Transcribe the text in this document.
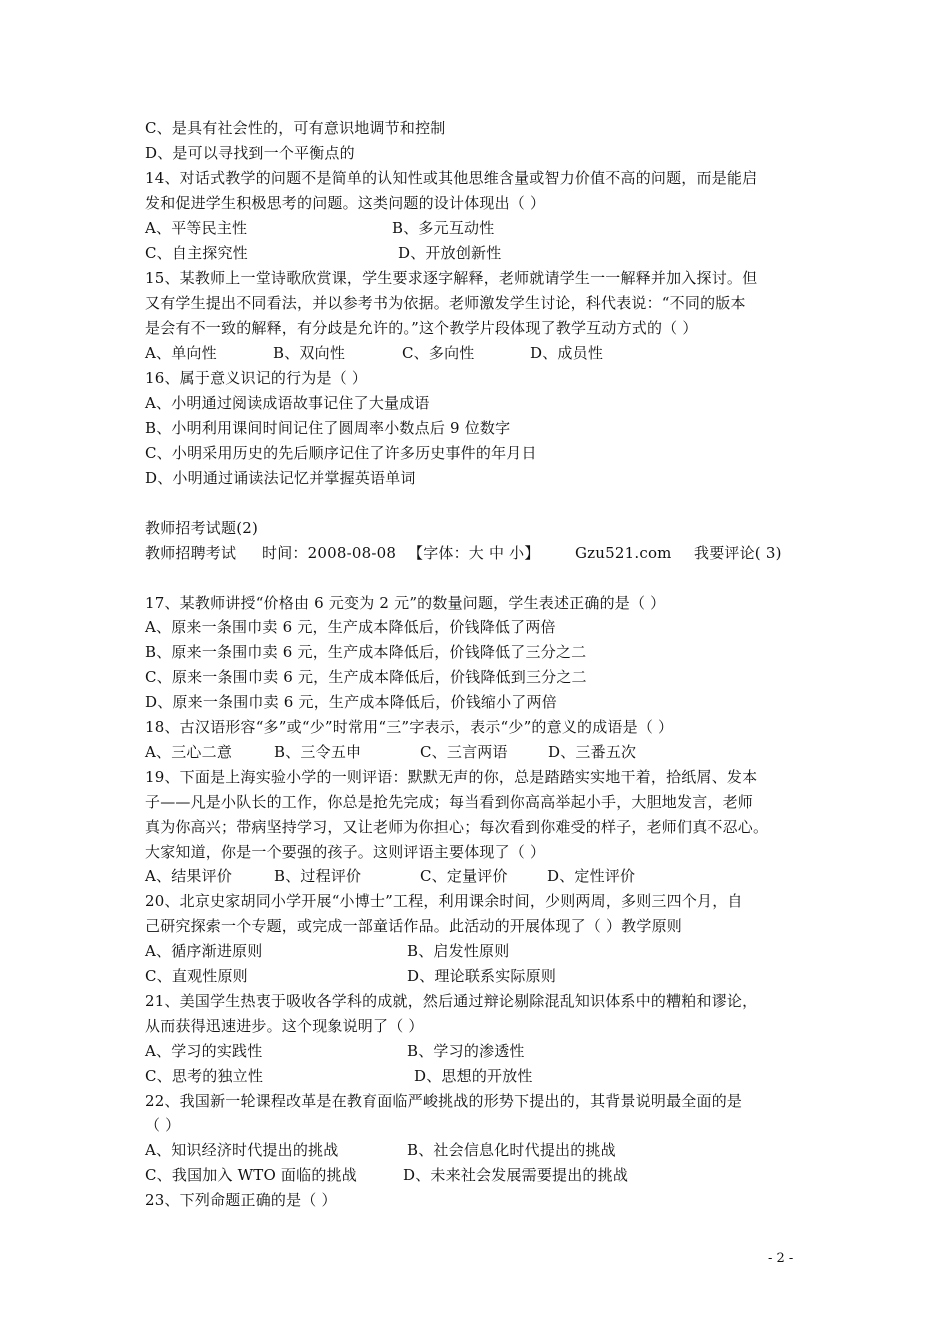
C、是具有社会性的，可有意识地调节和控制
D、是可以寻找到一个平衡点的
14、对话式教学的问题不是简单的认知性或其他思维含量或智力价值不高的问题，而是能启
发和促进学生积极思考的问题。这类问题的设计体现出（ ）
A、平等民主性	B、多元互动性
C、自主探究性	D、开放创新性
15、某教师上一堂诗歌欣赏课，学生要求逐字解释，老师就请学生一一解释并加入探讨。但
又有学生提出不同看法，并以参考书为依据。老师激发学生讨论，科代表说：“不同的版本
是会有不一致的解释，有分歧是允许的。”这个教学片段体现了教学互动方式的（ ）
A、单向性	B、双向性	C、多向性	D、成员性
16、属于意义识记的行为是（ ）
A、小明通过阅读成语故事记住了大量成语
B、小明利用课间时间记住了圆周率小数点后 9 位数字
C、小明采用历史的先后顺序记住了许多历史事件的年月日
D、小明通过诵读法记忆并掌握英语单词
教师招考试题(2)
教师招聘考试 时间：2008-08-08 【字体：大 中 小】 Gzu521.com 我要评论( 3)
17、某教师讲授“价格由 6 元变为 2 元”的数量问题，学生表述正确的是（ ）
A、原来一条围巾卖 6 元，生产成本降低后，价钱降低了两倍
B、原来一条围巾卖 6 元，生产成本降低后，价钱降低了三分之二
C、原来一条围巾卖 6 元，生产成本降低后，价钱降低到三分之二
D、原来一条围巾卖 6 元，生产成本降低后，价钱缩小了两倍
18、古汉语形容“多”或“少”时常用“三”字表示，表示“少”的意义的成语是（ ）
A、三心二意	B、三令五申	C、三言两语	D、三番五次
19、下面是上海实验小学的一则评语：默默无声的你，总是踏踏实实地干着，拾纸屑、发本
子——凡是小队长的工作，你总是抢先完成；每当看到你高高举起小手，大胆地发言，老师
真为你高兴；带病坚持学习，又让老师为你担心；每次看到你难受的样子，老师们真不忍心。
大家知道，你是一个要强的孩子。这则评语主要体现了（ ）
A、结果评价	B、过程评价	C、定量评价	D、定性评价
20、北京史家胡同小学开展“小博士”工程，利用课余时间，少则两周，多则三四个月，自
己研究探索一个专题，或完成一部童话作品。此活动的开展体现了（ ）教学原则
A、循序渐进原则	B、启发性原则
C、直观性原则	D、理论联系实际原则
21、美国学生热衷于吸收各学科的成就，然后通过辩论剔除混乱知识体系中的糟粕和谬论，
从而获得迅速进步。这个现象说明了（ ）
A、学习的实践性	B、学习的渗透性
C、思考的独立性	D、思想的开放性
22、我国新一轮课程改革是在教育面临严峻挑战的形势下提出的，其背景说明最全面的是
（ ）
A、知识经济时代提出的挑战	B、社会信息化时代提出的挑战
C、我国加入 WTO 面临的挑战	D、未来社会发展需要提出的挑战
23、下列命题正确的是（ ）
- 2 -
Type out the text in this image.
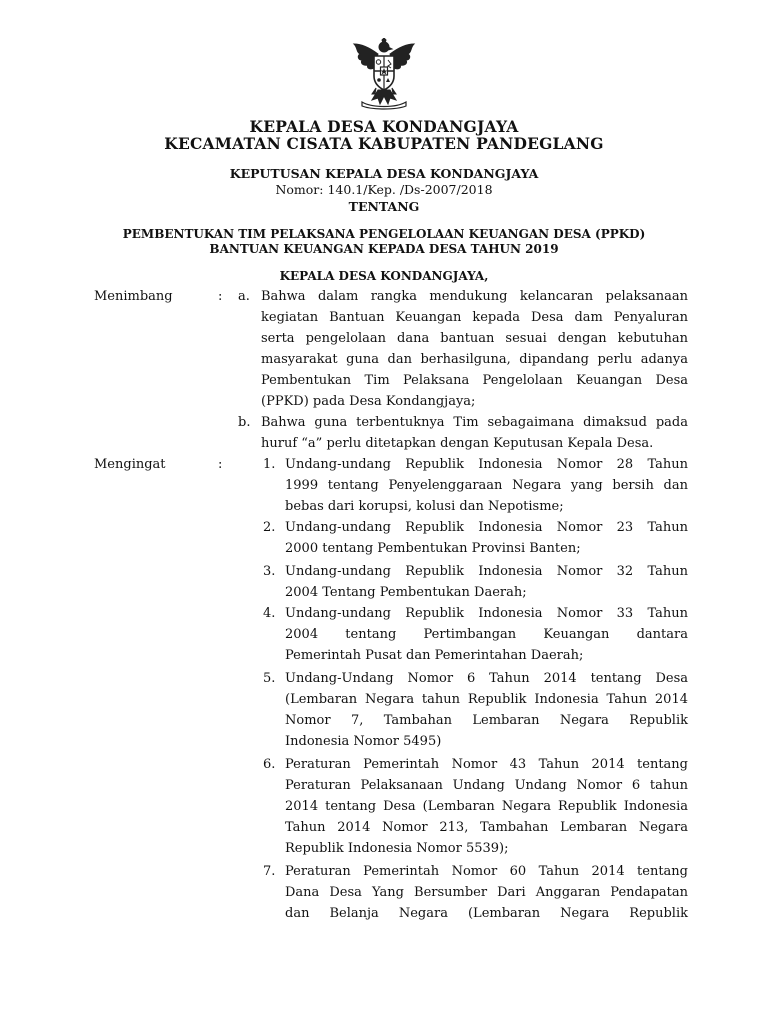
KEPALA DESA KONDANGJAYA
KECAMATAN CISATA KABUPATEN PANDEGLANG
KEPUTUSAN KEPALA DESA KONDANGJAYA
Nomor: 140.1/Kep. /Ds-2007/2018
TENTANG
PEMBENTUKAN TIM PELAKSANA PENGELOLAAN KEUANGAN DESA (PPKD)
BANTUAN KEUANGAN KEPADA DESA TAHUN 2019
KEPALA DESA KONDANGJAYA,
Menimbang	: a. Bahwa dalam rangka mendukung kelancaran pelaksanaan
kegiatan Bantuan Keuangan kepada Desa dam Penyaluran
serta pengelolaan dana bantuan sesuai dengan kebutuhan
masyarakat guna dan berhasilguna, dipandang perlu adanya
Pembentukan Tim Pelaksana Pengelolaan Keuangan Desa
(PPKD) pada Desa Kondangjaya;
b. Bahwa guna terbentuknya Tim sebagaimana dimaksud pada
huruf “a” perlu ditetapkan dengan Keputusan Kepala Desa.
Mengingat	:	1. Undang-undang Republik Indonesia Nomor 28 Tahun
1999 tentang Penyelenggaraan Negara yang bersih dan
bebas dari korupsi, kolusi dan Nepotisme;
2. Undang-undang Republik Indonesia Nomor 23 Tahun
2000 tentang Pembentukan Provinsi Banten;
3. Undang-undang Republik Indonesia Nomor 32 Tahun
2004 Tentang Pembentukan Daerah;
4. Undang-undang Republik Indonesia Nomor 33 Tahun
2004 tentang Pertimbangan Keuangan dantara
Pemerintah Pusat dan Pemerintahan Daerah;
5. Undang-Undang Nomor 6 Tahun 2014 tentang Desa
(Lembaran Negara tahun Republik Indonesia Tahun 2014
Nomor 7, Tambahan Lembaran Negara Republik
Indonesia Nomor 5495)
6. Peraturan Pemerintah Nomor 43 Tahun 2014 tentang
Peraturan Pelaksanaan Undang Undang Nomor 6 tahun
2014 tentang Desa (Lembaran Negara Republik Indonesia
Tahun 2014 Nomor 213, Tambahan Lembaran Negara
Republik Indonesia Nomor 5539);
7. Peraturan Pemerintah Nomor 60 Tahun 2014 tentang
Dana Desa Yang Bersumber Dari Anggaran Pendapatan
dan Belanja Negara (Lembaran Negara Republik
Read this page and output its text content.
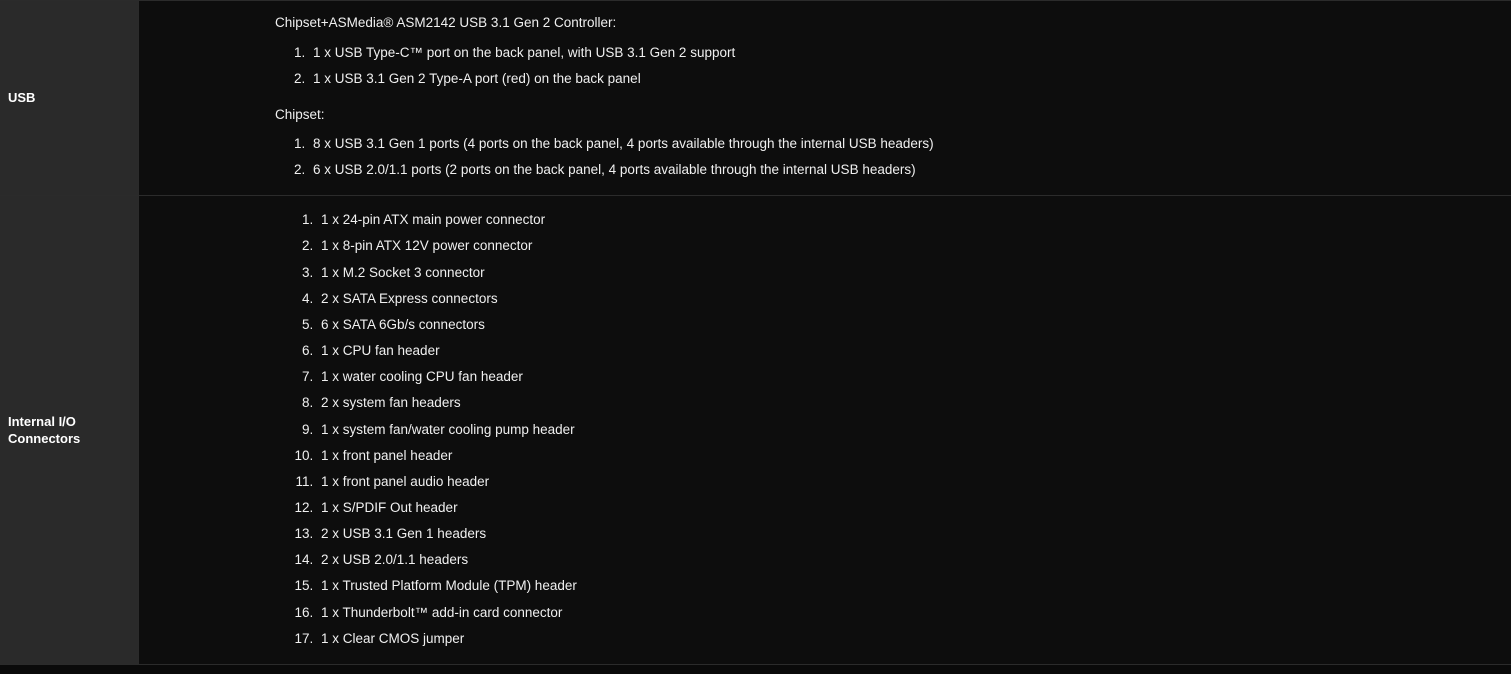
USB	

Chipset+ASMedia® ASM2142 USB 3.1 Gen 2 Controller:

1. 1 x USB Type-C™ port on the back panel, with USB 3.1 Gen 2 support
2. 1 x USB 3.1 Gen 2 Type-A port (red) on the back panel

Chipset:

1. 8 x USB 3.1 Gen 1 ports (4 ports on the back panel, 4 ports available through the internal USB headers)
2. 6 x USB 2.0/1.1 ports (2 ports on the back panel, 4 ports available through the internal USB headers)

Internal I/O Connectors	
1. 1 x 24-pin ATX main power connector
2. 1 x 8-pin ATX 12V power connector
3. 1 x M.2 Socket 3 connector
4. 2 x SATA Express connectors
5. 6 x SATA 6Gb/s connectors
6. 1 x CPU fan header
7. 1 x water cooling CPU fan header
8. 2 x system fan headers
9. 1 x system fan/water cooling pump header
10. 1 x front panel header
11. 1 x front panel audio header
12. 1 x S/PDIF Out header
13. 2 x USB 3.1 Gen 1 headers
14. 2 x USB 2.0/1.1 headers
15. 1 x Trusted Platform Module (TPM) header
16. 1 x Thunderbolt™ add-in card connector
17. 1 x Clear CMOS jumper
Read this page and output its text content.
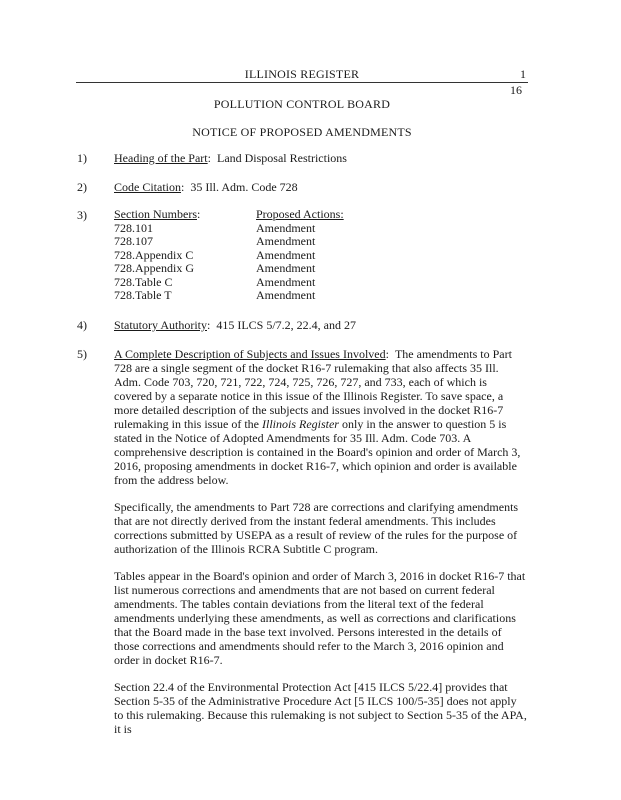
ILLINOIS REGISTER	1
16
POLLUTION CONTROL BOARD
NOTICE OF PROPOSED AMENDMENTS
1)	Heading of the Part: Land Disposal Restrictions
2)	Code Citation: 35 Ill. Adm. Code 728
3)	Section Numbers:	Proposed Actions:
728.101	Amendment
728.107	Amendment
728.Appendix C	Amendment
728.Appendix G	Amendment
728.Table C	Amendment
728.Table T	Amendment
4)	Statutory Authority: 415 ILCS 5/7.2, 22.4, and 27
5)	A Complete Description of Subjects and Issues Involved: The amendments to Part 728 are a single segment of the docket R16-7 rulemaking that also affects 35 Ill. Adm. Code 703, 720, 721, 722, 724, 725, 726, 727, and 733, each of which is covered by a separate notice in this issue of the Illinois Register. To save space, a more detailed description of the subjects and issues involved in the docket R16-7 rulemaking in this issue of the Illinois Register only in the answer to question 5 is stated in the Notice of Adopted Amendments for 35 Ill. Adm. Code 703. A comprehensive description is contained in the Board's opinion and order of March 3, 2016, proposing amendments in docket R16-7, which opinion and order is available from the address below.

Specifically, the amendments to Part 728 are corrections and clarifying amendments that are not directly derived from the instant federal amendments. This includes corrections submitted by USEPA as a result of review of the rules for the purpose of authorization of the Illinois RCRA Subtitle C program.

Tables appear in the Board's opinion and order of March 3, 2016 in docket R16-7 that list numerous corrections and amendments that are not based on current federal amendments. The tables contain deviations from the literal text of the federal amendments underlying these amendments, as well as corrections and clarifications that the Board made in the base text involved. Persons interested in the details of those corrections and amendments should refer to the March 3, 2016 opinion and order in docket R16-7.

Section 22.4 of the Environmental Protection Act [415 ILCS 5/22.4] provides that Section 5-35 of the Administrative Procedure Act [5 ILCS 100/5-35] does not apply to this rulemaking. Because this rulemaking is not subject to Section 5-35 of the APA, it is
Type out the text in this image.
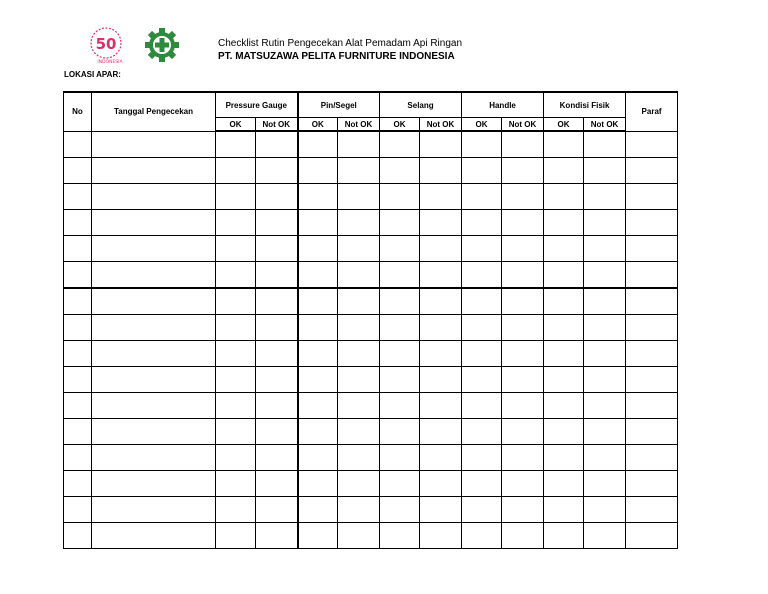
50
INDONESIA
Checklist Rutin Pengecekan Alat Pemadam Api Ringan
PT. MATSUZAWA PELITA FURNITURE INDONESIA
LOKASI APAR:
No	Tanggal Pengecekan	Pressure Gauge		Pin/Segel		Selang		Handle		Kondisi Fisik		Paraf
		OK	Not OK	OK	Not OK	OK	Not OK	OK	Not OK	OK	Not OK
══════════
* **Given instruction**: Looking at the records above, say how many lines hold the string "Pemerintah". Write nothing but the number.

* **Task output**: 3